▶ PROBLEM STATEMENT
Set out each line from the following listing that includes the word "flat".

* * * * * * * * *

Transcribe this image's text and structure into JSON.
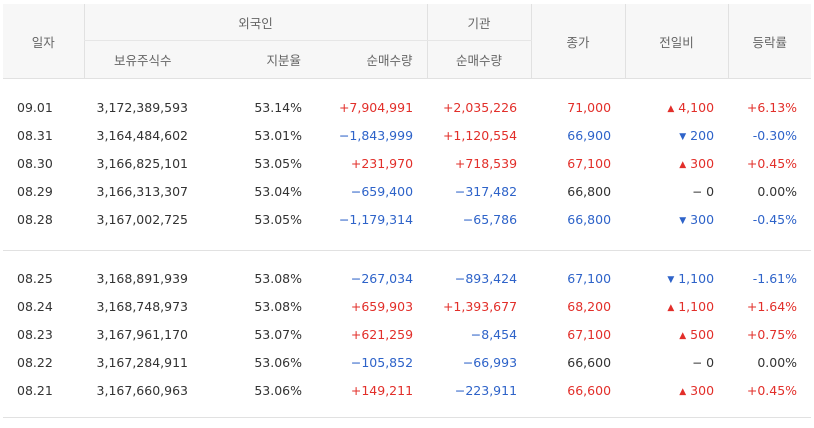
{
  "header": {
    "date": "일자",
    "foreign": "외국인",
    "institution": "기관",
    "close": "종가",
    "change": "전일비",
    "rate": "등락률",
    "foreign_holdings": "보유주식수",
    "foreign_ratio": "지분율",
    "foreign_net": "순매수량",
    "inst_net": "순매수량"
  },
  "colors": {
    "up": "#e22f2a",
    "down": "#2e63c9",
    "flat": "#333333"
  },
  "icons": {
    "up": "up-triangle-icon",
    "down": "down-triangle-icon",
    "flat": "dash-icon"
  },
  "groups": [
    [
      {
        "date": "09.01",
        "holdings": "3,172,389,593",
        "ratio": "53.14%",
        "foreign_net": "+7,904,991",
        "foreign_dir": "up",
        "inst_net": "+2,035,226",
        "inst_dir": "up",
        "close": "71,000",
        "dir": "up",
        "change": "4,100",
        "rate": "+6.13%"
      },
      {
        "date": "08.31",
        "holdings": "3,164,484,602",
        "ratio": "53.01%",
        "foreign_net": "−1,843,999",
        "foreign_dir": "down",
        "inst_net": "+1,120,554",
        "inst_dir": "up",
        "close": "66,900",
        "dir": "down",
        "change": "200",
        "rate": "-0.30%"
      },
      {
        "date": "08.30",
        "holdings": "3,166,825,101",
        "ratio": "53.05%",
        "foreign_net": "+231,970",
        "foreign_dir": "up",
        "inst_net": "+718,539",
        "inst_dir": "up",
        "close": "67,100",
        "dir": "up",
        "change": "300",
        "rate": "+0.45%"
      },
      {
        "date": "08.29",
        "holdings": "3,166,313,307",
        "ratio": "53.04%",
        "foreign_net": "−659,400",
        "foreign_dir": "down",
        "inst_net": "−317,482",
        "inst_dir": "down",
        "close": "66,800",
        "dir": "flat",
        "change": "0",
        "rate": "0.00%"
      },
      {
        "date": "08.28",
        "holdings": "3,167,002,725",
        "ratio": "53.05%",
        "foreign_net": "−1,179,314",
        "foreign_dir": "down",
        "inst_net": "−65,786",
        "inst_dir": "down",
        "close": "66,800",
        "dir": "down",
        "change": "300",
        "rate": "-0.45%"
      }
    ],
    [
      {
        "date": "08.25",
        "holdings": "3,168,891,939",
        "ratio": "53.08%",
        "foreign_net": "−267,034",
        "foreign_dir": "down",
        "inst_net": "−893,424",
        "inst_dir": "down",
        "close": "67,100",
        "dir": "down",
        "change": "1,100",
        "rate": "-1.61%"
      },
      {
        "date": "08.24",
        "holdings": "3,168,748,973",
        "ratio": "53.08%",
        "foreign_net": "+659,903",
        "foreign_dir": "up",
        "inst_net": "+1,393,677",
        "inst_dir": "up",
        "close": "68,200",
        "dir": "up",
        "change": "1,100",
        "rate": "+1.64%"
      },
      {
        "date": "08.23",
        "holdings": "3,167,961,170",
        "ratio": "53.07%",
        "foreign_net": "+621,259",
        "foreign_dir": "up",
        "inst_net": "−8,454",
        "inst_dir": "down",
        "close": "67,100",
        "dir": "up",
        "change": "500",
        "rate": "+0.75%"
      },
      {
        "date": "08.22",
        "holdings": "3,167,284,911",
        "ratio": "53.06%",
        "foreign_net": "−105,852",
        "foreign_dir": "down",
        "inst_net": "−66,993",
        "inst_dir": "down",
        "close": "66,600",
        "dir": "flat",
        "change": "0",
        "rate": "0.00%"
      },
      {
        "date": "08.21",
        "holdings": "3,167,660,963",
        "ratio": "53.06%",
        "foreign_net": "+149,211",
        "foreign_dir": "up",
        "inst_net": "−223,911",
        "inst_dir": "down",
        "close": "66,600",
        "dir": "up",
        "change": "300",
        "rate": "+0.45%"
      }
    ]
  ]
}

* * * * * * * * *

▶ EXPECTED ANSWER
    "flat": "#333333"
    "flat": "dash-icon"
        "dir": "flat",
        "dir": "flat",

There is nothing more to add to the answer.